Record set
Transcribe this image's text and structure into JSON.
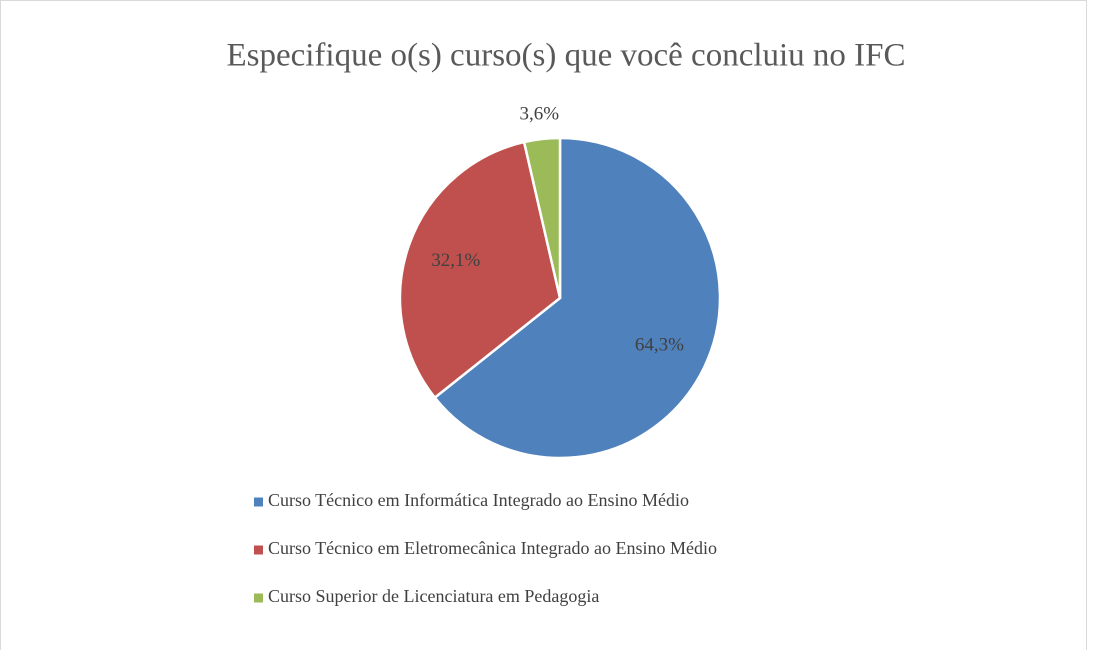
{
  "chart_data": {
    "type": "pie",
    "title": "Especifique o(s) curso(s) que você concluiu no IFC",
    "categories": [
      "Curso Técnico em Informática Integrado ao Ensino Médio",
      "Curso Técnico em Eletromecânica Integrado ao Ensino Médio",
      "Curso Superior de Licenciatura em Pedagogia"
    ],
    "values": [
      64.3,
      32.1,
      3.6
    ],
    "value_labels": [
      "64,3%",
      "32,1%",
      "3,6%"
    ],
    "colors": [
      "#4f81bd",
      "#c0504d",
      "#9bbb59"
    ],
    "legend": "bottom"
  }
}
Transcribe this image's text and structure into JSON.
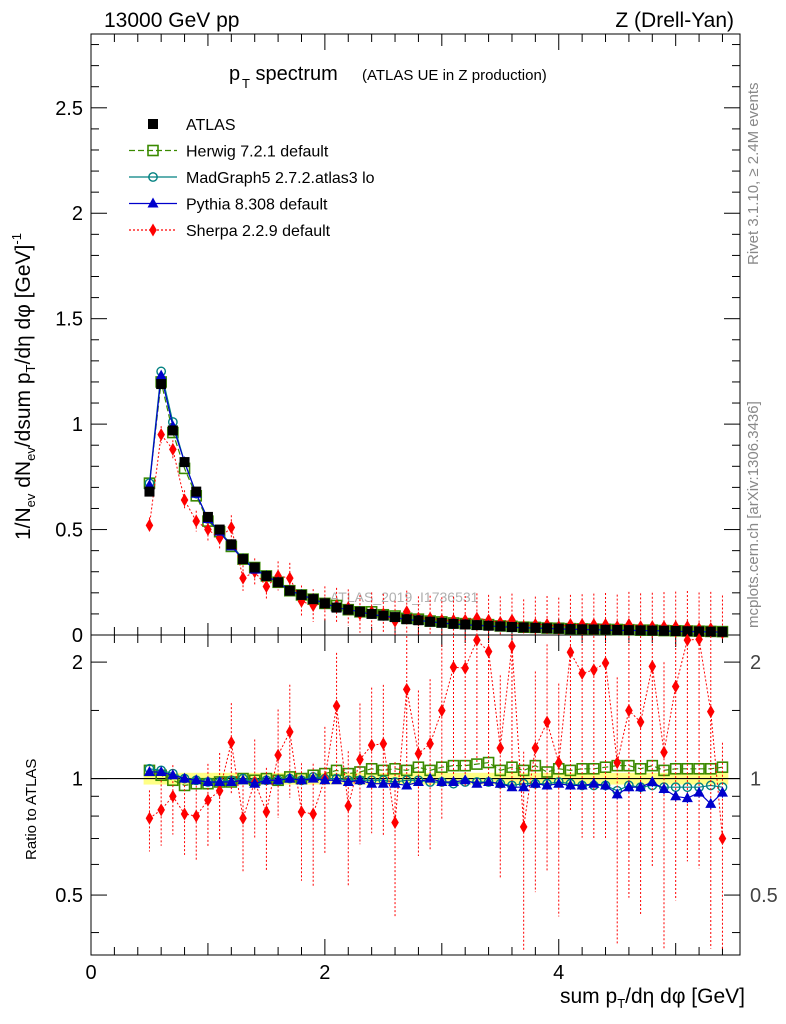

Task
The material above must be printed exactly, with its pictures left out.

Response to the exercise
Transcribe this image's text and structure into JSON.
{
  "chart_data": {
    "type": "pie",
    "title": "Especifique o(s) curso(s) que você concluiu no IFC",
    "categories": [
      "Curso Técnico em Informática Integrado ao Ensino Médio",
      "Curso Técnico em Eletromecânica Integrado ao Ensino Médio",
      "Curso Superior de Licenciatura em Pedagogia"
    ],
    "values": [
      64.3,
      32.1,
      3.6
    ],
    "value_labels": [
      "64,3%",
      "32,1%",
      "3,6%"
    ],
    "colors": [
      "#4f81bd",
      "#c0504d",
      "#9bbb59"
    ],
    "legend": "bottom"
  }
}
Transcribe this image's text and structure into JSON.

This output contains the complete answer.